WRITTEN EXERCISE ▸
Return every record below exactly as written, omitting any pictures.

RAW DATA ▸
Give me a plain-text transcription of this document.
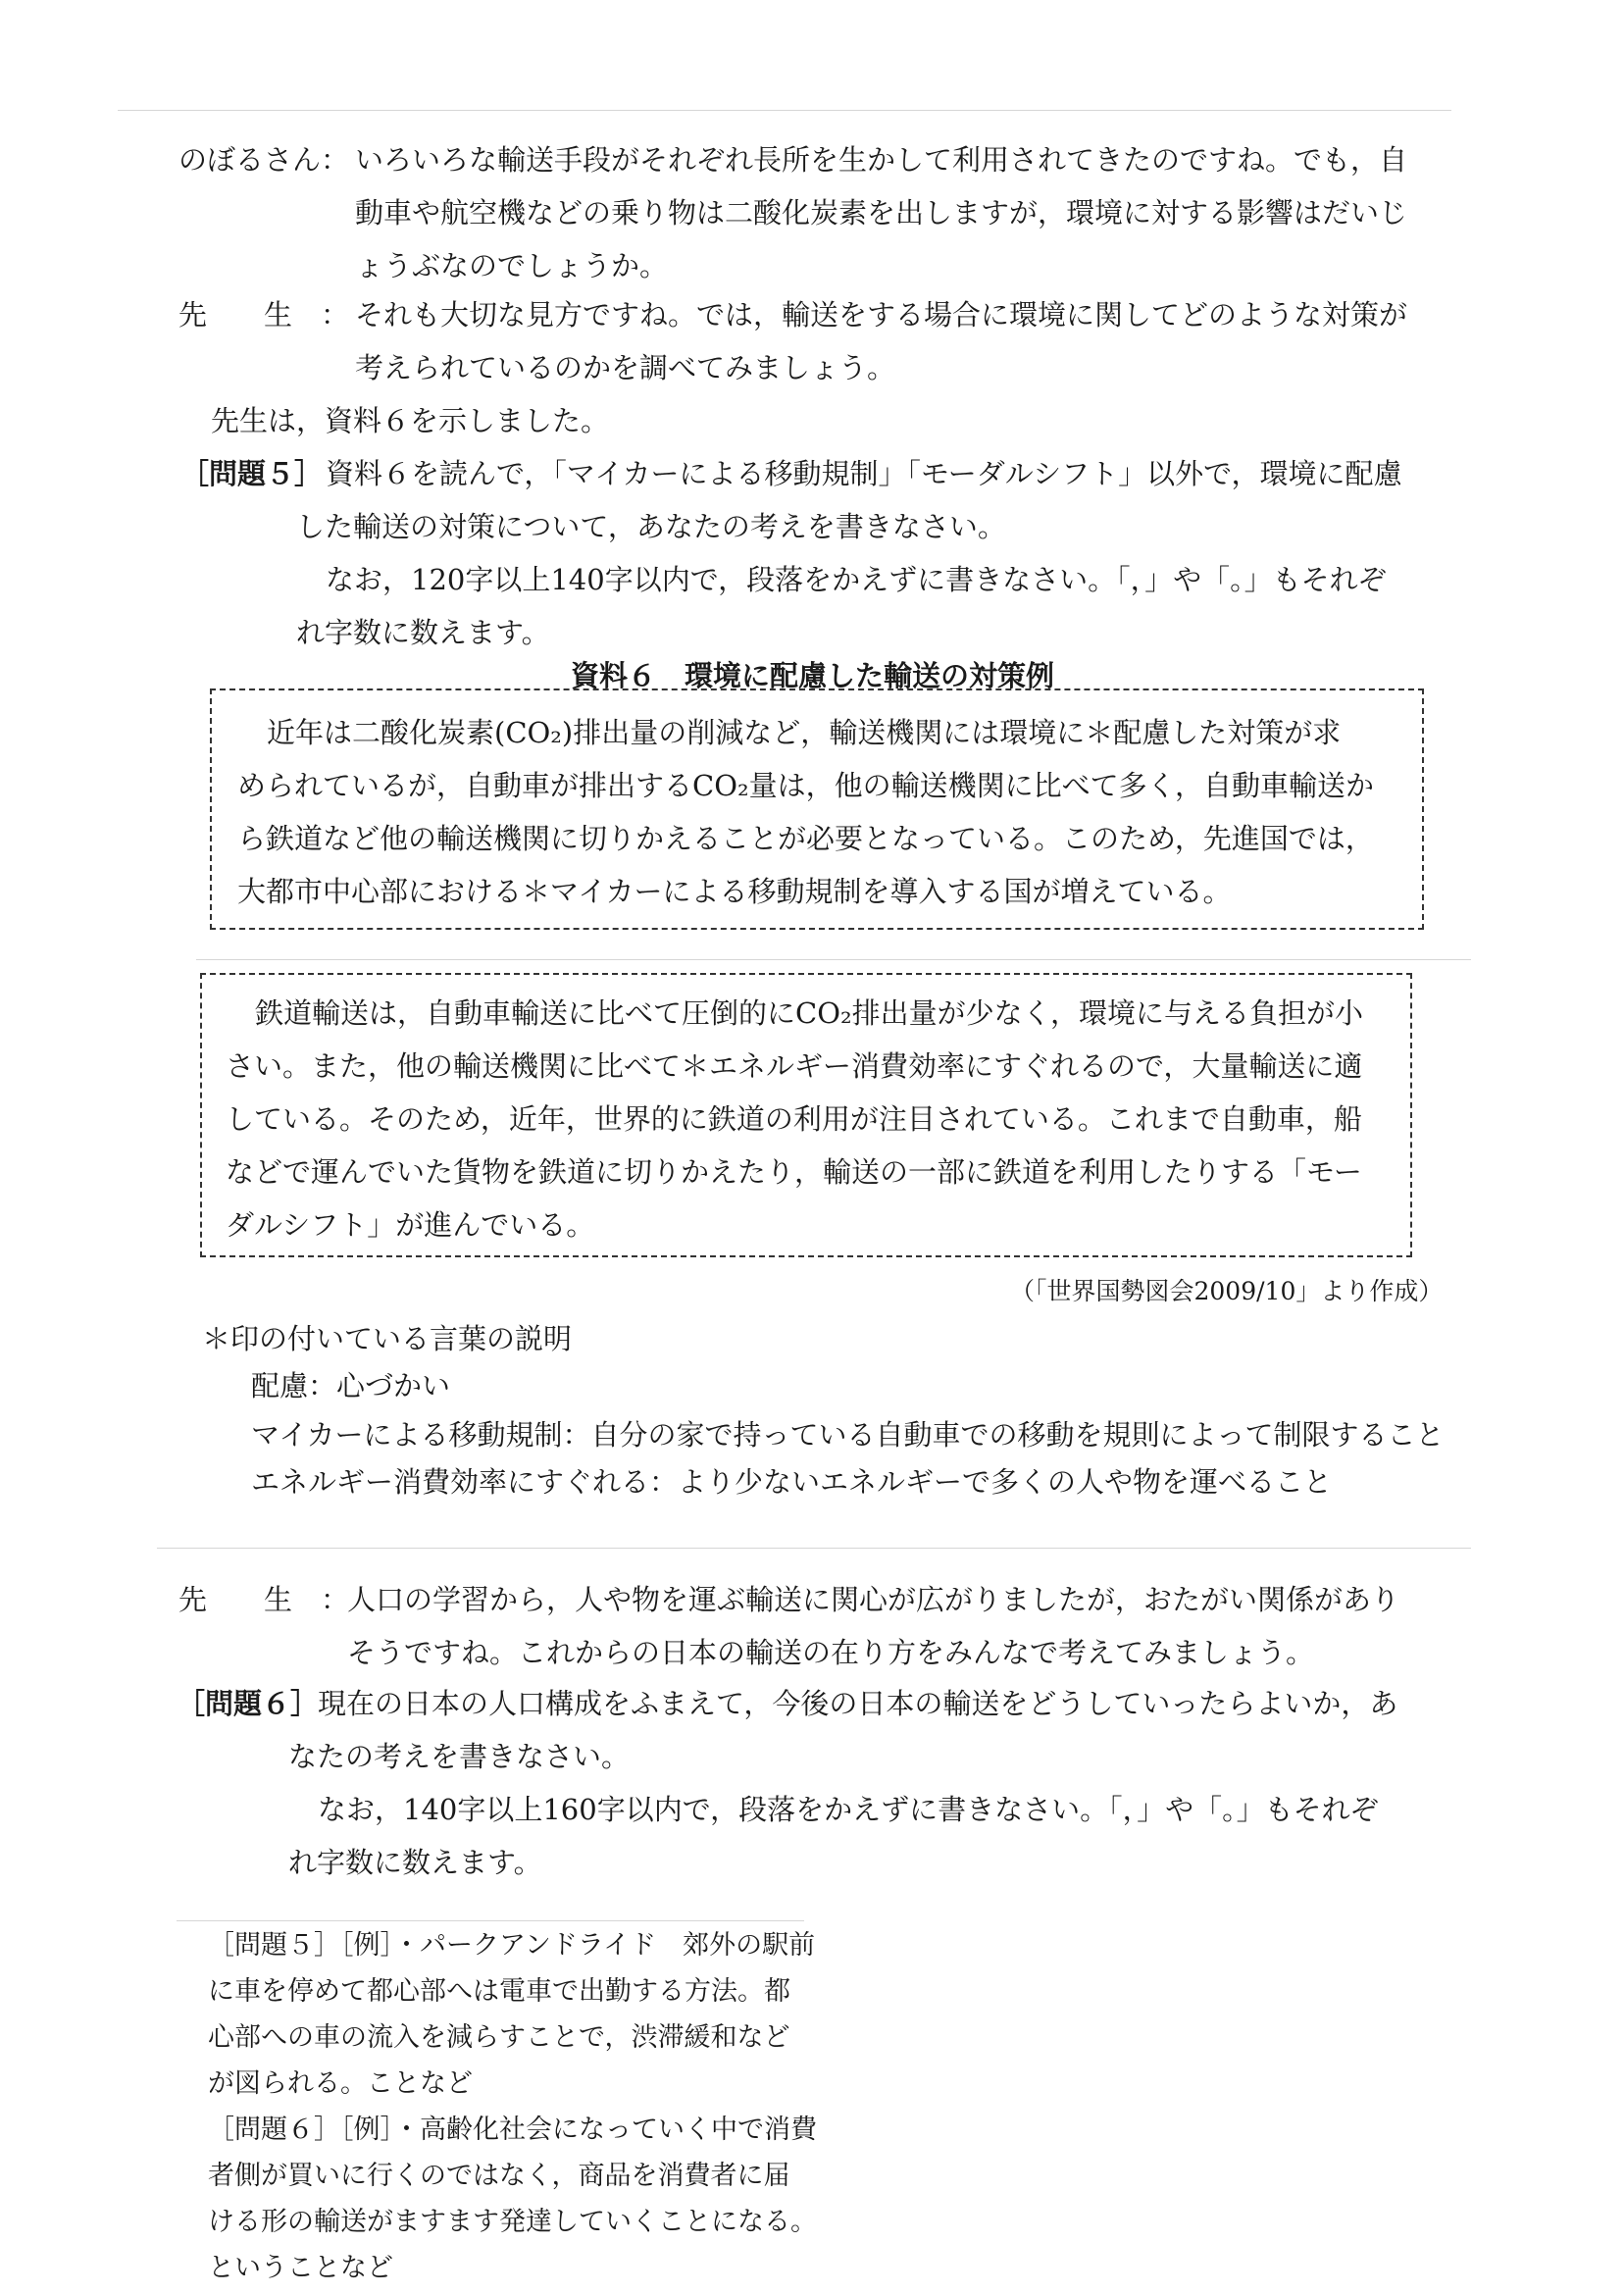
のぼるさん： いろいろな輸送手段がそれぞれ長所を生かして利用されてきたのですね。でも，自
動車や航空機などの乗り物は二酸化炭素を出しますが，環境に対する影響はだいじ
ょうぶなのでしょうか。
先　　生　： それも大切な見方ですね。では，輸送をする場合に環境に関してどのような対策が
考えられているのかを調べてみましょう。
先生は，資料６を示しました。
［問題５］ 資料６を読んで，「マイカーによる移動規制」「モーダルシフト」以外で，環境に配慮
した輸送の対策について，あなたの考えを書きなさい。
なお，120字以上140字以内で，段落をかえずに書きなさい。「，」や「。」もそれぞ
れ字数に数えます。
資料６　環境に配慮した輸送の対策例
近年は二酸化炭素(CO₂)排出量の削減など，輸送機関には環境に＊配慮した対策が求
められているが，自動車が排出するCO₂量は，他の輸送機関に比べて多く，自動車輸送か
ら鉄道など他の輸送機関に切りかえることが必要となっている。このため，先進国では，
大都市中心部における＊マイカーによる移動規制を導入する国が増えている。
鉄道輸送は，自動車輸送に比べて圧倒的にCO₂排出量が少なく，環境に与える負担が小
さい。また，他の輸送機関に比べて＊エネルギー消費効率にすぐれるので，大量輸送に適
している。そのため，近年，世界的に鉄道の利用が注目されている。これまで自動車，船
などで運んでいた貨物を鉄道に切りかえたり，輸送の一部に鉄道を利用したりする「モー
ダルシフト」が進んでいる。
（「世界国勢図会2009/10」より作成）
＊印の付いている言葉の説明
配慮：心づかい
マイカーによる移動規制：自分の家で持っている自動車での移動を規則によって制限すること
エネルギー消費効率にすぐれる：より少ないエネルギーで多くの人や物を運べること
先　　生　：
人口の学習から，人や物を運ぶ輸送に関心が広がりましたが，おたがい関係があり
そうですね。これからの日本の輸送の在り方をみんなで考えてみましょう。
［問題６］
現在の日本の人口構成をふまえて，今後の日本の輸送をどうしていったらよいか，あ
なたの考えを書きなさい。
なお，140字以上160字以内で，段落をかえずに書きなさい。「，」や「。」もそれぞ
れ字数に数えます。
［問題５］［例］・パークアンドライド　郊外の駅前
に車を停めて都心部へは電車で出勤する方法。都
心部への車の流入を減らすことで，渋滞緩和など
が図られる。ことなど
［問題６］［例］・高齢化社会になっていく中で消費
者側が買いに行くのではなく，商品を消費者に届
ける形の輸送がますます発達していくことになる。
ということなど
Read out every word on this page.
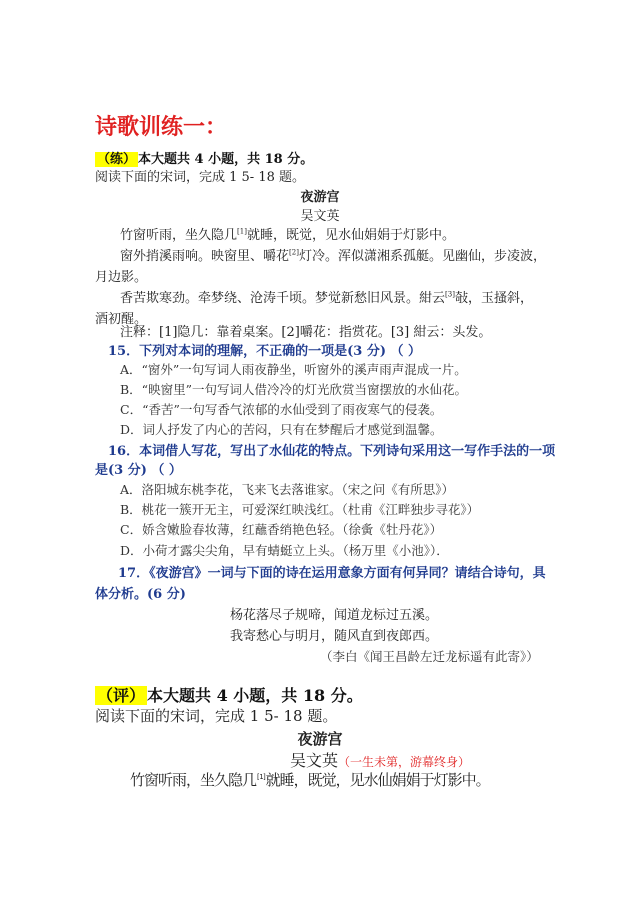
诗歌训练一：
（练） 本大题共 4 小题，共 18 分。
阅读下面的宋词，完成 1 5- 18 题。
夜游宫
吴文英
竹窗听雨，坐久隐几[1]就睡，既觉，见水仙娟娟于灯影中。
窗外捎溪雨响。映窗里、嚼花[2]灯冷。浑似潇湘系孤艇。见幽仙，步凌波，
月边影。
香苦欺寒劲。牵梦绕、沧涛千顷。梦觉新愁旧风景。紺云[3]敧，玉搔斜，
酒初醒。
注释：[1]隐几：靠着桌案。[2]嚼花：指赏花。[3] 紺云：头发。
15．下列对本词的理解，不正确的一项是(3 分) （ ）
A．“窗外”一句写词人雨夜静坐，听窗外的溪声雨声混成一片。
B．“映窗里”一句写词人借冷冷的灯光欣赏当窗摆放的水仙花。
C．“香苦”一句写香气浓郁的水仙受到了雨夜寒气的侵袭。
D．词人抒发了内心的苦闷，只有在梦醒后才感觉到温馨。
16．本词借人写花，写出了水仙花的特点。下列诗句采用这一写作手法的一项
是(3 分) （ ）
A．洛阳城东桃李花，飞来飞去落谁家。（宋之问《有所思》）
B．桃花一簇开无主，可爱深红映浅红。（杜甫《江畔独步寻花》）
C．娇含嫩脸春妆薄，红蘸香绡艳色轻。（徐夤《牡丹花》）
D．小荷才露尖尖角，早有蜻蜓立上头。（杨万里《小池》）．
17．《夜游宫》一词与下面的诗在运用意象方面有何异同？请结合诗句，具
体分析。(6 分)
杨花落尽子规啼，闻道龙标过五溪。
我寄愁心与明月，随风直到夜郎西。
（李白《闻王昌龄左迁龙标遥有此寄》）
（评） 本大题共 4 小题，共 18 分。
阅读下面的宋词，完成 1 5- 18 题。
夜游宫
吴文英（一生未第，游幕终身）
竹窗听雨，坐久隐几[1]就睡，既觉，见水仙娟娟于灯影中。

CORRECT ANSWER ▸
Give me a plain-text transcription of this document.
のぼるさん： いろいろな輸送手段がそれぞれ長所を生かして利用されてきたのですね。でも，自
動車や航空機などの乗り物は二酸化炭素を出しますが，環境に対する影響はだいじ
ょうぶなのでしょうか。
先　　生　： それも大切な見方ですね。では，輸送をする場合に環境に関してどのような対策が
考えられているのかを調べてみましょう。
先生は，資料６を示しました。
［問題５］ 資料６を読んで，「マイカーによる移動規制」「モーダルシフト」以外で，環境に配慮
した輸送の対策について，あなたの考えを書きなさい。
なお，120字以上140字以内で，段落をかえずに書きなさい。「，」や「。」もそれぞ
れ字数に数えます。
資料６　環境に配慮した輸送の対策例
近年は二酸化炭素(CO₂)排出量の削減など，輸送機関には環境に＊配慮した対策が求
められているが，自動車が排出するCO₂量は，他の輸送機関に比べて多く，自動車輸送か
ら鉄道など他の輸送機関に切りかえることが必要となっている。このため，先進国では，
大都市中心部における＊マイカーによる移動規制を導入する国が増えている。
鉄道輸送は，自動車輸送に比べて圧倒的にCO₂排出量が少なく，環境に与える負担が小
さい。また，他の輸送機関に比べて＊エネルギー消費効率にすぐれるので，大量輸送に適
している。そのため，近年，世界的に鉄道の利用が注目されている。これまで自動車，船
などで運んでいた貨物を鉄道に切りかえたり，輸送の一部に鉄道を利用したりする「モー
ダルシフト」が進んでいる。
（「世界国勢図会2009/10」より作成）
＊印の付いている言葉の説明
配慮：心づかい
マイカーによる移動規制：自分の家で持っている自動車での移動を規則によって制限すること
エネルギー消費効率にすぐれる：より少ないエネルギーで多くの人や物を運べること
先　　生　：
人口の学習から，人や物を運ぶ輸送に関心が広がりましたが，おたがい関係があり
そうですね。これからの日本の輸送の在り方をみんなで考えてみましょう。
［問題６］
現在の日本の人口構成をふまえて，今後の日本の輸送をどうしていったらよいか，あ
なたの考えを書きなさい。
なお，140字以上160字以内で，段落をかえずに書きなさい。「，」や「。」もそれぞ
れ字数に数えます。
［問題５］［例］・パークアンドライド　郊外の駅前
に車を停めて都心部へは電車で出勤する方法。都
心部への車の流入を減らすことで，渋滞緩和など
が図られる。ことなど
［問題６］［例］・高齢化社会になっていく中で消費
者側が買いに行くのではなく，商品を消費者に届
ける形の輸送がますます発達していくことになる。
ということなど
Read out every word on this page.
诗歌训练一：
（练） 本大题共 4 小题，共 18 分。
阅读下面的宋词，完成 1 5- 18 题。
夜游宫
吴文英
竹窗听雨，坐久隐几[1]就睡，既觉，见水仙娟娟于灯影中。
窗外捎溪雨响。映窗里、嚼花[2]灯冷。浑似潇湘系孤艇。见幽仙，步凌波，
月边影。
香苦欺寒劲。牵梦绕、沧涛千顷。梦觉新愁旧风景。紺云[3]敧，玉搔斜，
酒初醒。
注释：[1]隐几：靠着桌案。[2]嚼花：指赏花。[3] 紺云：头发。
15．下列对本词的理解，不正确的一项是(3 分) （ ）
A．“窗外”一句写词人雨夜静坐，听窗外的溪声雨声混成一片。
B．“映窗里”一句写词人借冷冷的灯光欣赏当窗摆放的水仙花。
C．“香苦”一句写香气浓郁的水仙受到了雨夜寒气的侵袭。
D．词人抒发了内心的苦闷，只有在梦醒后才感觉到温馨。
16．本词借人写花，写出了水仙花的特点。下列诗句采用这一写作手法的一项
是(3 分) （ ）
A．洛阳城东桃李花，飞来飞去落谁家。（宋之问《有所思》）
B．桃花一簇开无主，可爱深红映浅红。（杜甫《江畔独步寻花》）
C．娇含嫩脸春妆薄，红蘸香绡艳色轻。（徐夤《牡丹花》）
D．小荷才露尖尖角，早有蜻蜓立上头。（杨万里《小池》）．
17．《夜游宫》一词与下面的诗在运用意象方面有何异同？请结合诗句，具
体分析。(6 分)
杨花落尽子规啼，闻道龙标过五溪。
我寄愁心与明月，随风直到夜郎西。
（李白《闻王昌龄左迁龙标遥有此寄》）
（评） 本大题共 4 小题，共 18 分。
阅读下面的宋词，完成 1 5- 18 题。
夜游宫
吴文英（一生未第，游幕终身）
竹窗听雨，坐久隐几[1]就睡，既觉，见水仙娟娟于灯影中。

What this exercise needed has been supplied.